┌─ Data supplied
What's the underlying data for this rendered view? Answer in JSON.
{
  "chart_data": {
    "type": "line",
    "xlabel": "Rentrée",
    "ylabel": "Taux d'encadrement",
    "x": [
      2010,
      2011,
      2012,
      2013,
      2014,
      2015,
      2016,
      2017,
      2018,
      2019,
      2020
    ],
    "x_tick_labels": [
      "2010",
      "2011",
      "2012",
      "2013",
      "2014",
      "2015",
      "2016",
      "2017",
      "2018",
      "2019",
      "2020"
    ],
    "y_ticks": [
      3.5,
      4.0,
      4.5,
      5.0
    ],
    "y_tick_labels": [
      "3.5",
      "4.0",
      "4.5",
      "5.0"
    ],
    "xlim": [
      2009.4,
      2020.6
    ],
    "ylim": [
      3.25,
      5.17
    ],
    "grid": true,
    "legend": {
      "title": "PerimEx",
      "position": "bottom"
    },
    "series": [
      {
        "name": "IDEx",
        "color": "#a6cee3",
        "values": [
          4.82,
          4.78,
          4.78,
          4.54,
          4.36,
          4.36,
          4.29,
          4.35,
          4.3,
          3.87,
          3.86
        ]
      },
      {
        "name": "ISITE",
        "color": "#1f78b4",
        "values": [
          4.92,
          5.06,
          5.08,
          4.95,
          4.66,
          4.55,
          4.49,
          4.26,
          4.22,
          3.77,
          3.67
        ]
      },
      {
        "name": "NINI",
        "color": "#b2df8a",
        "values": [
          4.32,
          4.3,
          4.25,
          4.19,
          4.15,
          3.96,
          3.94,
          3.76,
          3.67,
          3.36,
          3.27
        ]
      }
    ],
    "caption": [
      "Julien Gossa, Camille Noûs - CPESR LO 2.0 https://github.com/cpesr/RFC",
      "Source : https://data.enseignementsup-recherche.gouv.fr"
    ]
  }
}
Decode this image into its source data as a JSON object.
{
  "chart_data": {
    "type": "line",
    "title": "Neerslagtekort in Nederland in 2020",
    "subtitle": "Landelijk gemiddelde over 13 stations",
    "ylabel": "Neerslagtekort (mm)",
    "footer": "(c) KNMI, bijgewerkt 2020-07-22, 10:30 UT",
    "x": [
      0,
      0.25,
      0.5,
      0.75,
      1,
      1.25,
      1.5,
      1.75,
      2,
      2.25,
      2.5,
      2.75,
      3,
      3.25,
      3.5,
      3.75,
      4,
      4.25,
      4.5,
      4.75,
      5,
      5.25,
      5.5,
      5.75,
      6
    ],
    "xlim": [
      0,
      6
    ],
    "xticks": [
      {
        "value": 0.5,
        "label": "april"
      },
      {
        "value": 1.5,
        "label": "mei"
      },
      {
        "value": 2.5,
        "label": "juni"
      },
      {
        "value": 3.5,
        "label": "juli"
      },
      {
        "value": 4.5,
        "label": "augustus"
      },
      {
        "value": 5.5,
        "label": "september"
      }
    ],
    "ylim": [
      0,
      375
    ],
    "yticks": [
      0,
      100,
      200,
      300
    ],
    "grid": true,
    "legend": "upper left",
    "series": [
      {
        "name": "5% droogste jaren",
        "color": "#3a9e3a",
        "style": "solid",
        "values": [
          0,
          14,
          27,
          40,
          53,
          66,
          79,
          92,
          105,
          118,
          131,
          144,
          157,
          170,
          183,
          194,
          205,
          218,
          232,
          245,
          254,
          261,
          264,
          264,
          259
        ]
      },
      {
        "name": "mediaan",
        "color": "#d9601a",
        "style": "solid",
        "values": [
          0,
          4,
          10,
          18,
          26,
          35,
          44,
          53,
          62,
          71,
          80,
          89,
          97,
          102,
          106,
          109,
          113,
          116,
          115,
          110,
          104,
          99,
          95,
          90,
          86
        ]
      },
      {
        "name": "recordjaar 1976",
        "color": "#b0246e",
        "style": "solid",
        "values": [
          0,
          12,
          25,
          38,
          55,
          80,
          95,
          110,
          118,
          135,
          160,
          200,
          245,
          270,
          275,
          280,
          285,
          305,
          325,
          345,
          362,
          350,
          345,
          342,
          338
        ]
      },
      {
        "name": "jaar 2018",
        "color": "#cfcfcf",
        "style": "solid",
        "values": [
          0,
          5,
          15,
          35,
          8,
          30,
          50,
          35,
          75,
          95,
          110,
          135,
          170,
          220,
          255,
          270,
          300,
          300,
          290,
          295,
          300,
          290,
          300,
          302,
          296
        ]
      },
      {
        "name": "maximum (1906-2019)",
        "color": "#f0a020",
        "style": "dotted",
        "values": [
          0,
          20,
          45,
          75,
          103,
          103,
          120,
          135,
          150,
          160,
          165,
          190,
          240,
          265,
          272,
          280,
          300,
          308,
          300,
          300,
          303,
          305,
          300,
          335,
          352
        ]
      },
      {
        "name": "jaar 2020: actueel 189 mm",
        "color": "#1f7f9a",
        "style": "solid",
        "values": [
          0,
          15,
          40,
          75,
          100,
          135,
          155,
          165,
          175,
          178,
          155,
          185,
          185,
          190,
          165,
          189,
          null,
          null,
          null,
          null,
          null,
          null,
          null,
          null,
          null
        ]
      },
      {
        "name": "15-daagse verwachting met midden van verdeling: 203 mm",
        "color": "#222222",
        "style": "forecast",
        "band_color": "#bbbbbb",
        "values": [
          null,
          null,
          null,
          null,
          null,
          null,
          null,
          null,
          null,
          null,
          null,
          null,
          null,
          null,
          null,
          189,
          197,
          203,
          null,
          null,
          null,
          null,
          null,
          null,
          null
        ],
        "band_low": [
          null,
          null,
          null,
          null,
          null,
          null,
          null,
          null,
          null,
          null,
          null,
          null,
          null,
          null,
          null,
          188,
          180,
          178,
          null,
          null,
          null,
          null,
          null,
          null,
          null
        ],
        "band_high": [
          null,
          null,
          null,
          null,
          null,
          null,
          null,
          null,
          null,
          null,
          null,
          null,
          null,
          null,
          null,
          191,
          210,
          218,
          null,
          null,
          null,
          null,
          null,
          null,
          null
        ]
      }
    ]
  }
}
└─
Exercise task »
Reproduce the data in full, exactly as presented.

Response to this exercise »
What's the underlying data for this rendered view? Answer in JSON.
{
  "chart_data": {
    "type": "line",
    "xlabel": "Rentrée",
    "ylabel": "Taux d'encadrement",
    "x": [
      2010,
      2011,
      2012,
      2013,
      2014,
      2015,
      2016,
      2017,
      2018,
      2019,
      2020
    ],
    "x_tick_labels": [
      "2010",
      "2011",
      "2012",
      "2013",
      "2014",
      "2015",
      "2016",
      "2017",
      "2018",
      "2019",
      "2020"
    ],
    "y_ticks": [
      3.5,
      4.0,
      4.5,
      5.0
    ],
    "y_tick_labels": [
      "3.5",
      "4.0",
      "4.5",
      "5.0"
    ],
    "xlim": [
      2009.4,
      2020.6
    ],
    "ylim": [
      3.25,
      5.17
    ],
    "grid": true,
    "legend": {
      "title": "PerimEx",
      "position": "bottom"
    },
    "series": [
      {
        "name": "IDEx",
        "color": "#a6cee3",
        "values": [
          4.82,
          4.78,
          4.78,
          4.54,
          4.36,
          4.36,
          4.29,
          4.35,
          4.3,
          3.87,
          3.86
        ]
      },
      {
        "name": "ISITE",
        "color": "#1f78b4",
        "values": [
          4.92,
          5.06,
          5.08,
          4.95,
          4.66,
          4.55,
          4.49,
          4.26,
          4.22,
          3.77,
          3.67
        ]
      },
      {
        "name": "NINI",
        "color": "#b2df8a",
        "values": [
          4.32,
          4.3,
          4.25,
          4.19,
          4.15,
          3.96,
          3.94,
          3.76,
          3.67,
          3.36,
          3.27
        ]
      }
    ],
    "caption": [
      "Julien Gossa, Camille Noûs - CPESR LO 2.0 https://github.com/cpesr/RFC",
      "Source : https://data.enseignementsup-recherche.gouv.fr"
    ]
  }
}
Decode this image into its source data as a JSON object.
{
  "chart_data": {
    "type": "line",
    "title": "Neerslagtekort in Nederland in 2020",
    "subtitle": "Landelijk gemiddelde over 13 stations",
    "ylabel": "Neerslagtekort (mm)",
    "footer": "(c) KNMI, bijgewerkt 2020-07-22, 10:30 UT",
    "x": [
      0,
      0.25,
      0.5,
      0.75,
      1,
      1.25,
      1.5,
      1.75,
      2,
      2.25,
      2.5,
      2.75,
      3,
      3.25,
      3.5,
      3.75,
      4,
      4.25,
      4.5,
      4.75,
      5,
      5.25,
      5.5,
      5.75,
      6
    ],
    "xlim": [
      0,
      6
    ],
    "xticks": [
      {
        "value": 0.5,
        "label": "april"
      },
      {
        "value": 1.5,
        "label": "mei"
      },
      {
        "value": 2.5,
        "label": "juni"
      },
      {
        "value": 3.5,
        "label": "juli"
      },
      {
        "value": 4.5,
        "label": "augustus"
      },
      {
        "value": 5.5,
        "label": "september"
      }
    ],
    "ylim": [
      0,
      375
    ],
    "yticks": [
      0,
      100,
      200,
      300
    ],
    "grid": true,
    "legend": "upper left",
    "series": [
      {
        "name": "5% droogste jaren",
        "color": "#3a9e3a",
        "style": "solid",
        "values": [
          0,
          14,
          27,
          40,
          53,
          66,
          79,
          92,
          105,
          118,
          131,
          144,
          157,
          170,
          183,
          194,
          205,
          218,
          232,
          245,
          254,
          261,
          264,
          264,
          259
        ]
      },
      {
        "name": "mediaan",
        "color": "#d9601a",
        "style": "solid",
        "values": [
          0,
          4,
          10,
          18,
          26,
          35,
          44,
          53,
          62,
          71,
          80,
          89,
          97,
          102,
          106,
          109,
          113,
          116,
          115,
          110,
          104,
          99,
          95,
          90,
          86
        ]
      },
      {
        "name": "recordjaar 1976",
        "color": "#b0246e",
        "style": "solid",
        "values": [
          0,
          12,
          25,
          38,
          55,
          80,
          95,
          110,
          118,
          135,
          160,
          200,
          245,
          270,
          275,
          280,
          285,
          305,
          325,
          345,
          362,
          350,
          345,
          342,
          338
        ]
      },
      {
        "name": "jaar 2018",
        "color": "#cfcfcf",
        "style": "solid",
        "values": [
          0,
          5,
          15,
          35,
          8,
          30,
          50,
          35,
          75,
          95,
          110,
          135,
          170,
          220,
          255,
          270,
          300,
          300,
          290,
          295,
          300,
          290,
          300,
          302,
          296
        ]
      },
      {
        "name": "maximum (1906-2019)",
        "color": "#f0a020",
        "style": "dotted",
        "values": [
          0,
          20,
          45,
          75,
          103,
          103,
          120,
          135,
          150,
          160,
          165,
          190,
          240,
          265,
          272,
          280,
          300,
          308,
          300,
          300,
          303,
          305,
          300,
          335,
          352
        ]
      },
      {
        "name": "jaar 2020: actueel 189 mm",
        "color": "#1f7f9a",
        "style": "solid",
        "values": [
          0,
          15,
          40,
          75,
          100,
          135,
          155,
          165,
          175,
          178,
          155,
          185,
          185,
          190,
          165,
          189,
          null,
          null,
          null,
          null,
          null,
          null,
          null,
          null,
          null
        ]
      },
      {
        "name": "15-daagse verwachting met midden van verdeling: 203 mm",
        "color": "#222222",
        "style": "forecast",
        "band_color": "#bbbbbb",
        "values": [
          null,
          null,
          null,
          null,
          null,
          null,
          null,
          null,
          null,
          null,
          null,
          null,
          null,
          null,
          null,
          189,
          197,
          203,
          null,
          null,
          null,
          null,
          null,
          null,
          null
        ],
        "band_low": [
          null,
          null,
          null,
          null,
          null,
          null,
          null,
          null,
          null,
          null,
          null,
          null,
          null,
          null,
          null,
          188,
          180,
          178,
          null,
          null,
          null,
          null,
          null,
          null,
          null
        ],
        "band_high": [
          null,
          null,
          null,
          null,
          null,
          null,
          null,
          null,
          null,
          null,
          null,
          null,
          null,
          null,
          null,
          191,
          210,
          218,
          null,
          null,
          null,
          null,
          null,
          null,
          null
        ]
      }
    ]
  }
}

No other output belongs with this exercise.